Stored dataset items
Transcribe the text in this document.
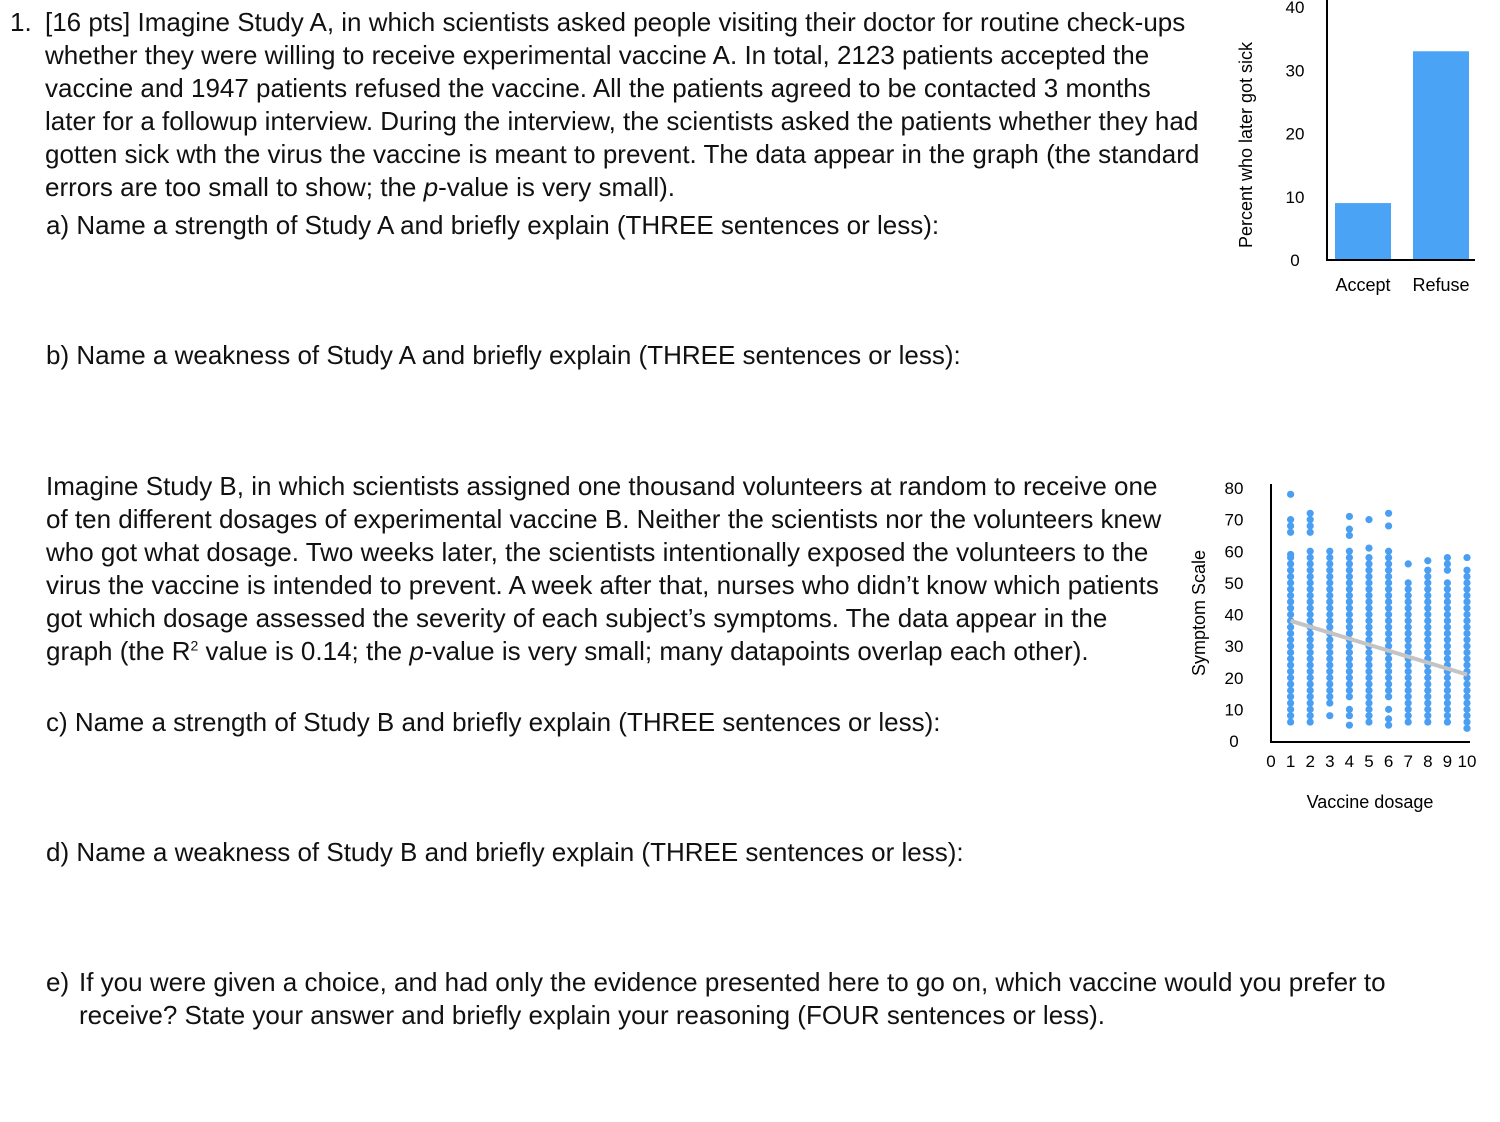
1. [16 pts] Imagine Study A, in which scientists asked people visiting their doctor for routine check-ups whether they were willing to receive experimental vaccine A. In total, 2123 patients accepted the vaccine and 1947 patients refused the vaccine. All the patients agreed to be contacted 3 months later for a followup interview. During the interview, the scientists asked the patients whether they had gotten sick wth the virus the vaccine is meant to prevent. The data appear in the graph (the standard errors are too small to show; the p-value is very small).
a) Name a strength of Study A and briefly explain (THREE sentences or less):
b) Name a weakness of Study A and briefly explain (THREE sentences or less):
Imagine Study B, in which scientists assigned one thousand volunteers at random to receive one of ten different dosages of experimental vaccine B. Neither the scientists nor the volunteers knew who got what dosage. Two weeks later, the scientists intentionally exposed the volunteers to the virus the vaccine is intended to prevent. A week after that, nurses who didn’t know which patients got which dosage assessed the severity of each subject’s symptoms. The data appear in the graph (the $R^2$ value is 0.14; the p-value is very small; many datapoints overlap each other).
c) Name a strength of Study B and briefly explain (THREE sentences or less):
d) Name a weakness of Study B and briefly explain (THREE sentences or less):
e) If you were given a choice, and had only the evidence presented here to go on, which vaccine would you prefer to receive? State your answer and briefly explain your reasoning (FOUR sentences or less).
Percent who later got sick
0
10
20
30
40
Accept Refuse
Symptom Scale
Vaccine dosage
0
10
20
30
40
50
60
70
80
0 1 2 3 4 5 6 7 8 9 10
--
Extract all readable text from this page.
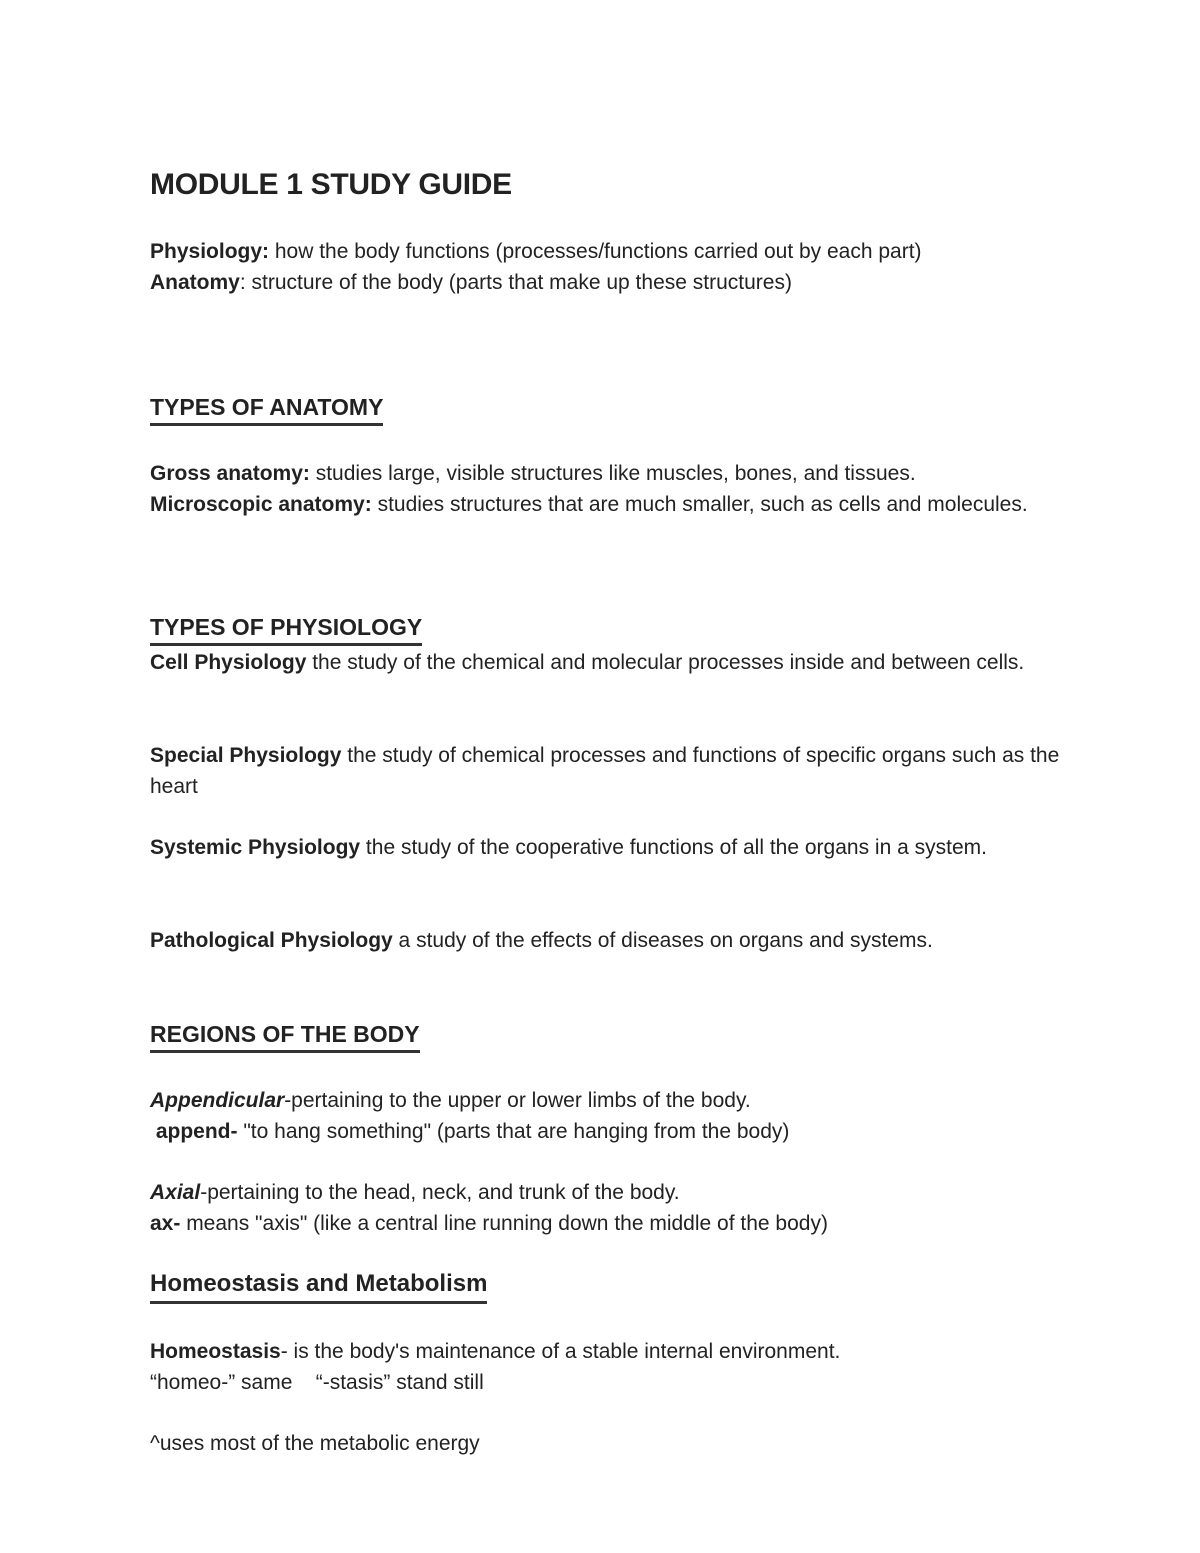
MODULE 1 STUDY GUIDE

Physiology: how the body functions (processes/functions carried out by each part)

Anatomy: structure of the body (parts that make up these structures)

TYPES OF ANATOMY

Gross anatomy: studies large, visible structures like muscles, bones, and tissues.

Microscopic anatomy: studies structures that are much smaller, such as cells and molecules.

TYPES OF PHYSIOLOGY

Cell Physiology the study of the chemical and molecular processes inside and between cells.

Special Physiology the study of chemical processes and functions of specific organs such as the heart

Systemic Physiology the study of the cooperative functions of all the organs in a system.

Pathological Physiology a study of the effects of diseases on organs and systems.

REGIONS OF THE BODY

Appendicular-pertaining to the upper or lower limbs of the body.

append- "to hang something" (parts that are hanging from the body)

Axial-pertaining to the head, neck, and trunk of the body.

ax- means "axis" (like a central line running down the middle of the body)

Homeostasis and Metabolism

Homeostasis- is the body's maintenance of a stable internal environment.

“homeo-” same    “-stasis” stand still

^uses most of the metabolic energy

**WHAT TO DO:** The answer must be every line of the records that holds the string "such".

**YOUR RESPONSE:**
Microscopic anatomy: studies structures that are much smaller, such as cells and molecules.
Special Physiology the study of chemical processes and functions of specific organs such as the heart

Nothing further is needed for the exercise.